#### Document section
== == ==

I have no idea what else I could try there...
This is not a problem with Ubuntu. This is a problem with your database import. Your database import error says that you are missing the trigger function.
Additionally I know the code isn't yours. To the extent you can replace the trigger with a partial unique index however your performance will be a lot better.

== == ==

#### Supplied material
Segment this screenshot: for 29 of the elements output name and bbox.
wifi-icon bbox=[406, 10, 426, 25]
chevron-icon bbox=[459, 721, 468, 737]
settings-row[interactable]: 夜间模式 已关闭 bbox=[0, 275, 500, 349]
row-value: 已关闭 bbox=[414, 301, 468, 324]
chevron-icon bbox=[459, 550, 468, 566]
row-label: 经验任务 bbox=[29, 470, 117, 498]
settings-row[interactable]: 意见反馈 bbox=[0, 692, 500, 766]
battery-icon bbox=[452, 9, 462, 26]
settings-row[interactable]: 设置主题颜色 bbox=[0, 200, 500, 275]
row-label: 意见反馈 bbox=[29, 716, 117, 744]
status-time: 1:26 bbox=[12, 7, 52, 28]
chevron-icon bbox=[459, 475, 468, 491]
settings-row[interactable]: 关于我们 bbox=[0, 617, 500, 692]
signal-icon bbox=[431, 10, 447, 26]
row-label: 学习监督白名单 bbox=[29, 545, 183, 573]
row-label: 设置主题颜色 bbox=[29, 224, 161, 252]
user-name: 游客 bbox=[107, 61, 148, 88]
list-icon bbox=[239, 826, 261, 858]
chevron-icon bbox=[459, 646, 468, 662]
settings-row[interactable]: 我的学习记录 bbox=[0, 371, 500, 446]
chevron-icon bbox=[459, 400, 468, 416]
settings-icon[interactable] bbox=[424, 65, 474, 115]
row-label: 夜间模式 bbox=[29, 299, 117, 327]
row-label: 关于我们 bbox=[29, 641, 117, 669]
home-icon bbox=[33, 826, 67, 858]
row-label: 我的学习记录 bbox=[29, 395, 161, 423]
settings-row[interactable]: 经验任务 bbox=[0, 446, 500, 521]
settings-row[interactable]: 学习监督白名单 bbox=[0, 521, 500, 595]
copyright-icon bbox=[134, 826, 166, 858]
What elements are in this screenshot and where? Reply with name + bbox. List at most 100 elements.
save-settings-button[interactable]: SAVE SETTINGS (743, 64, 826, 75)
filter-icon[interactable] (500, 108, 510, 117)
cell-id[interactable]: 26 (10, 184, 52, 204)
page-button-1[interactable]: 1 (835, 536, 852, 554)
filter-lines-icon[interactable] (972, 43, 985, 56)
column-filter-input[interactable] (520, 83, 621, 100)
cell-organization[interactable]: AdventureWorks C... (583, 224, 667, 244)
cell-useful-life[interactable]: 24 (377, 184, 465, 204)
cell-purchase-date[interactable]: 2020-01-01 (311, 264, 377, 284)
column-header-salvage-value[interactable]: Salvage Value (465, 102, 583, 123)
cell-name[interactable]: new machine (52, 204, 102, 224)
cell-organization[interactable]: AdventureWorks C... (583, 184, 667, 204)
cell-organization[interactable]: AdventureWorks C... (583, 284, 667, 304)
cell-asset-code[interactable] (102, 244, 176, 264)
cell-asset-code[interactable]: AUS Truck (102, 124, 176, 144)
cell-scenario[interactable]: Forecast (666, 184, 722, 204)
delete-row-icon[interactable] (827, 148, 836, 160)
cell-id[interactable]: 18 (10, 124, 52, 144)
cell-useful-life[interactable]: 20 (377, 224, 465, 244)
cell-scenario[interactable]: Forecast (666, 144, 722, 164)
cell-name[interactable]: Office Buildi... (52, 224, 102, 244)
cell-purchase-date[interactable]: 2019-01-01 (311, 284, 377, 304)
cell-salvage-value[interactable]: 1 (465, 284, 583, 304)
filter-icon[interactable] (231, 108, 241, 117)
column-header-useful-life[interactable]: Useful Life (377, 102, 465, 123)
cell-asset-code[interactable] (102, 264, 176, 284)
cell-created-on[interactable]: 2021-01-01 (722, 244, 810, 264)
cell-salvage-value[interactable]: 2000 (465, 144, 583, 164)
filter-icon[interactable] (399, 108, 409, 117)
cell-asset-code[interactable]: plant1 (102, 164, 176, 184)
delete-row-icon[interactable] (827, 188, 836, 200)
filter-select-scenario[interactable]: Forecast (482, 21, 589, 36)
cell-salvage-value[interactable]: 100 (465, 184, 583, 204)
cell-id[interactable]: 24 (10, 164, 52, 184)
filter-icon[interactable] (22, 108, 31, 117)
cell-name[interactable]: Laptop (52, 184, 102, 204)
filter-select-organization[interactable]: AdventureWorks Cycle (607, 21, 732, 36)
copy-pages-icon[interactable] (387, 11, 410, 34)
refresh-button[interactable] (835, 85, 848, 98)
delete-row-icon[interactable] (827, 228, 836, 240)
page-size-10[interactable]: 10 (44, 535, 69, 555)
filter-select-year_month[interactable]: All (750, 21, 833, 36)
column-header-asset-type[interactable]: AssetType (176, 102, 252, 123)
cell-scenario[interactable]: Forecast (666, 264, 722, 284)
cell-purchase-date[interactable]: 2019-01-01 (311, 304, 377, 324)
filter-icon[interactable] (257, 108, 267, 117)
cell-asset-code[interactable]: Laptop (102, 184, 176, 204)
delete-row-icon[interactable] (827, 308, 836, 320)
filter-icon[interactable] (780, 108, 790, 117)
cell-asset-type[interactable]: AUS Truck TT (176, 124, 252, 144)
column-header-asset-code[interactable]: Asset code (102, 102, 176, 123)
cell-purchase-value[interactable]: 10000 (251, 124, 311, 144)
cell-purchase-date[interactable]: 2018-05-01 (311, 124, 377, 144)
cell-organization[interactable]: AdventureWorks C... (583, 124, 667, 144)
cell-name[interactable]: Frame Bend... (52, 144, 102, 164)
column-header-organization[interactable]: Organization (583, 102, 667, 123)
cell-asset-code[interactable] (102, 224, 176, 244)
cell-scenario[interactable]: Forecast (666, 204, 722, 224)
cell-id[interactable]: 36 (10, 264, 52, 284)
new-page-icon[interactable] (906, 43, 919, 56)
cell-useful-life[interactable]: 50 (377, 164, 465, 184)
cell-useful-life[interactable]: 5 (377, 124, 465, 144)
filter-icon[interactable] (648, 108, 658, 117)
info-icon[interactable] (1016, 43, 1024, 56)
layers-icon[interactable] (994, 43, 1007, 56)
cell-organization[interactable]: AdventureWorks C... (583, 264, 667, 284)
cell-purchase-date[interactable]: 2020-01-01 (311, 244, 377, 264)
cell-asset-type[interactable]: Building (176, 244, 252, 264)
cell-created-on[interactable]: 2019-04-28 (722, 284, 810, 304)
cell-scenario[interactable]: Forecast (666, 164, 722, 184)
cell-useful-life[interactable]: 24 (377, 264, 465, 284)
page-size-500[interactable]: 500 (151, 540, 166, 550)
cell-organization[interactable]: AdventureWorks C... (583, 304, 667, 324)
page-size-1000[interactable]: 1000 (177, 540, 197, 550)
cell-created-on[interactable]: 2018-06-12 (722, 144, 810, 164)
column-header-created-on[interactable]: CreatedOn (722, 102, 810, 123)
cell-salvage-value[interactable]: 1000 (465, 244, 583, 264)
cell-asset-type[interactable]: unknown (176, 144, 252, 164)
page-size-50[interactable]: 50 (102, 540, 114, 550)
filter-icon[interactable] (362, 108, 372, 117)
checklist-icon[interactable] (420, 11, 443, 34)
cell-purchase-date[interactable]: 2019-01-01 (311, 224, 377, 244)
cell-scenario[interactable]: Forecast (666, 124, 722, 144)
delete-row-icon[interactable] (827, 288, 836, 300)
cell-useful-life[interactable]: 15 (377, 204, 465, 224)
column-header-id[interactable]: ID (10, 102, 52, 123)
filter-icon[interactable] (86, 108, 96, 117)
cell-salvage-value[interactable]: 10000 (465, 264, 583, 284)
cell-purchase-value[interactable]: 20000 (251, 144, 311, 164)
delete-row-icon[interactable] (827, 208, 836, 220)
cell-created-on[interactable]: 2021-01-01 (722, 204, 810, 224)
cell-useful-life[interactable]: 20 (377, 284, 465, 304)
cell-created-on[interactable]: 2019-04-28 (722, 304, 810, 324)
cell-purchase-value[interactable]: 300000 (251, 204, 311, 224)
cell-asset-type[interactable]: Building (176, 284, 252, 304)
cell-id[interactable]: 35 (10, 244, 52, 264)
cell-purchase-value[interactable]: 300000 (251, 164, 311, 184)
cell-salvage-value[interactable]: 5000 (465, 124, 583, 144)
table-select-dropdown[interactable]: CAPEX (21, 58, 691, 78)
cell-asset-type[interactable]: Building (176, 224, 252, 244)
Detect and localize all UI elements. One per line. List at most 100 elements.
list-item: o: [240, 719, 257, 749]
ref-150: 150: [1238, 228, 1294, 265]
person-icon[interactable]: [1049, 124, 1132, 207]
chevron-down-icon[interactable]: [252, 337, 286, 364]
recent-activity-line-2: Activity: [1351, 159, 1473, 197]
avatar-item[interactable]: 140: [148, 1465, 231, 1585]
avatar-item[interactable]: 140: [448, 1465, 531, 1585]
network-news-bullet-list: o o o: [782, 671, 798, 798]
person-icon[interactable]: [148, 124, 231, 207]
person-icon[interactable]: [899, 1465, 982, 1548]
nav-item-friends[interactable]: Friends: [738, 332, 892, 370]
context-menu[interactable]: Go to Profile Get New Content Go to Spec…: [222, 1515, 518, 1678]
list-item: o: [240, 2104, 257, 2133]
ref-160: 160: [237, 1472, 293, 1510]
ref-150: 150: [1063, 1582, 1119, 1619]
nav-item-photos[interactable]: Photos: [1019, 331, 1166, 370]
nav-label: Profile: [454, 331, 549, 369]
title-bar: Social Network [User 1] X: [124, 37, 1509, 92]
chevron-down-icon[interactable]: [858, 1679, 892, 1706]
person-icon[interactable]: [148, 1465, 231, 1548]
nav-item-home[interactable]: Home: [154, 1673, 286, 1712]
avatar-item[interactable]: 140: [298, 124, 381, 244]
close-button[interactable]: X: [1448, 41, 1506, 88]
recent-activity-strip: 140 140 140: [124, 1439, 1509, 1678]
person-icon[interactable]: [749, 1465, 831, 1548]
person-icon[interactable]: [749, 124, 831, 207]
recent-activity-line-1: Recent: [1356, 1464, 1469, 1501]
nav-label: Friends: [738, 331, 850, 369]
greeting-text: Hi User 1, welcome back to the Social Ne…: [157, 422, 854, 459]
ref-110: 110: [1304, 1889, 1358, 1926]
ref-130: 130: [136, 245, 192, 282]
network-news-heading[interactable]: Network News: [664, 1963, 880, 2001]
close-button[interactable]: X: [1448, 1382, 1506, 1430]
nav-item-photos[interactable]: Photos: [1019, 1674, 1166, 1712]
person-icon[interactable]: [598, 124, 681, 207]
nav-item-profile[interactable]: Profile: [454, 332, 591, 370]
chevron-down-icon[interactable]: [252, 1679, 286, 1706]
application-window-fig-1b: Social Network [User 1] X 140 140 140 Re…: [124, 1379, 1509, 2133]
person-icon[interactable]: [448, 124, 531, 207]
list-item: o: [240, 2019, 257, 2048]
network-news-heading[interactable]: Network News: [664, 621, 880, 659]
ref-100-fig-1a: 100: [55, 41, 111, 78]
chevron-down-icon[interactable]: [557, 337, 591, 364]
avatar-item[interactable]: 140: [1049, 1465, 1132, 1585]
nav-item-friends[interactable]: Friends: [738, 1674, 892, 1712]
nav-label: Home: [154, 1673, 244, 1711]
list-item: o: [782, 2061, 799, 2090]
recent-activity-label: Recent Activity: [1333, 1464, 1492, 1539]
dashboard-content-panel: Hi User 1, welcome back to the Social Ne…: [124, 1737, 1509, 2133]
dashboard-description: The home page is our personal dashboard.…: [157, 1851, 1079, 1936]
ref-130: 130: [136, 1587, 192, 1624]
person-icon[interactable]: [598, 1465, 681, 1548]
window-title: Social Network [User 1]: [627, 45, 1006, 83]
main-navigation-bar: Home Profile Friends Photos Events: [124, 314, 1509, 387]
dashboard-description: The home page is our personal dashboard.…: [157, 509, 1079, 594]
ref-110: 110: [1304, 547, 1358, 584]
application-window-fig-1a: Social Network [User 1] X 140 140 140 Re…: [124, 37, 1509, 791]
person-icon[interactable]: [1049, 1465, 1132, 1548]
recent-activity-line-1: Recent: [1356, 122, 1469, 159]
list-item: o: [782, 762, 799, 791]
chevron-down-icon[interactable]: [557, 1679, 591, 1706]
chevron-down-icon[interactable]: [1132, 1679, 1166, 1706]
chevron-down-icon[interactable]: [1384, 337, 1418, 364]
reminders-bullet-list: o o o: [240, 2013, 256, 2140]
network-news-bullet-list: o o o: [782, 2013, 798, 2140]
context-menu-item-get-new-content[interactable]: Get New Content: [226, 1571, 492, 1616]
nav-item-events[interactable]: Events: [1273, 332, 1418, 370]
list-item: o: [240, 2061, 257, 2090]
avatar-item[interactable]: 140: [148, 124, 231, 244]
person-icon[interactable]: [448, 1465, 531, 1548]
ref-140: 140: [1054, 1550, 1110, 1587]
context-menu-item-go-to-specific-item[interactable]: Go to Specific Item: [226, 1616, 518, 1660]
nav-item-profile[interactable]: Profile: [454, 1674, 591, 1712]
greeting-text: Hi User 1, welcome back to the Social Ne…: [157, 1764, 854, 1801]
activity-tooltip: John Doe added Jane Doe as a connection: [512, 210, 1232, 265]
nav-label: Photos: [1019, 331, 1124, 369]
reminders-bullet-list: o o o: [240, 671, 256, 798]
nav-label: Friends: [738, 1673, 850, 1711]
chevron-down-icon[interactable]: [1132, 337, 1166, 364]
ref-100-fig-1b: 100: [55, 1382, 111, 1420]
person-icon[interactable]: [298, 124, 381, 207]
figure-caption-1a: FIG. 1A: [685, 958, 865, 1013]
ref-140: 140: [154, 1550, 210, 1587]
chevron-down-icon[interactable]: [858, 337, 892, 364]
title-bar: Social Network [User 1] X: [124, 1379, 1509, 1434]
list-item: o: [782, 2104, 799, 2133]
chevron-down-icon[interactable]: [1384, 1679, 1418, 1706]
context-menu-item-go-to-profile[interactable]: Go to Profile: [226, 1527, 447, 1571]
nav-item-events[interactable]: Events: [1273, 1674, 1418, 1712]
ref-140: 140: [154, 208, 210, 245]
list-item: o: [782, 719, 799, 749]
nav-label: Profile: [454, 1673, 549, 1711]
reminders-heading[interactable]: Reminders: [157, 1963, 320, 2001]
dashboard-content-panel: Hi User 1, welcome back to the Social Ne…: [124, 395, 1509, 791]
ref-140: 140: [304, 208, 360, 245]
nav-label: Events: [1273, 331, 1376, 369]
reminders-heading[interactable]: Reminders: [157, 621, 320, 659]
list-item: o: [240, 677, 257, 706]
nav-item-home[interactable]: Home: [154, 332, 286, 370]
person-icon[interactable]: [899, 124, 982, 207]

== == ==

#### Actions to take
**A)** Reproduce the stretch of the reply about the database import error from "Additionally I know" through "a lot better.".
**B)** Pick up the reply about the database import error where it stops and keep writing.
The listing has no part in what follows here.

#### Responses in order
**A)**
Additionally I know the code isn't yours. To the extent you can replace the trigger with a partial unique index however your performance will be a lot better.

**B)**
If the code isn't yours you will need to follow up with whoever wrote it as to why the function isn't there, but when you do that, you may want to follow up with them about replacing the trigger with this:
CREATE UNIQUE INDEX ON corpus(name) WHERE corpus.t;
This will perform better and it is easier to maintain.